- [Exercise task] Tally the lines with the word "digits" and report the number alone.

Dataset items
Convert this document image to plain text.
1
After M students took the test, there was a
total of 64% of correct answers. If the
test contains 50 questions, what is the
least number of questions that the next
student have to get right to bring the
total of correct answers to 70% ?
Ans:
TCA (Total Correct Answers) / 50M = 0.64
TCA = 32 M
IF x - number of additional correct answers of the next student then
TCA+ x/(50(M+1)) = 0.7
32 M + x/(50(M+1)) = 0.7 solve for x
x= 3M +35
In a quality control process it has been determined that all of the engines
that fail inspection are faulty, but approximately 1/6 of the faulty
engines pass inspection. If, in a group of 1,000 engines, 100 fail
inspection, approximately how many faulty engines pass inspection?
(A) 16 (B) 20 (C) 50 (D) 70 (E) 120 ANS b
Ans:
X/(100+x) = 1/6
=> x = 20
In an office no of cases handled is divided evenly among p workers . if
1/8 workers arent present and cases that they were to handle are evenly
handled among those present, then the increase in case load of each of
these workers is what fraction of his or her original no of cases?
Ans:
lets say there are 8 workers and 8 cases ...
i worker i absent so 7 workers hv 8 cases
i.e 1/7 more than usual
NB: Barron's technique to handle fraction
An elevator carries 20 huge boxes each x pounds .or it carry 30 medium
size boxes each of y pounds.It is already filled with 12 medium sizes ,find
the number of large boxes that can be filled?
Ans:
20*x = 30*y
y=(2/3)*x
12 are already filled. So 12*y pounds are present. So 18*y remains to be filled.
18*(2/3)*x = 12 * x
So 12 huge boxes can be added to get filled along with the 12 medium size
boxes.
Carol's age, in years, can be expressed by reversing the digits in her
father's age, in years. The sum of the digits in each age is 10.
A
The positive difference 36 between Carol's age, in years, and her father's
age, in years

- [Answer for the task] 2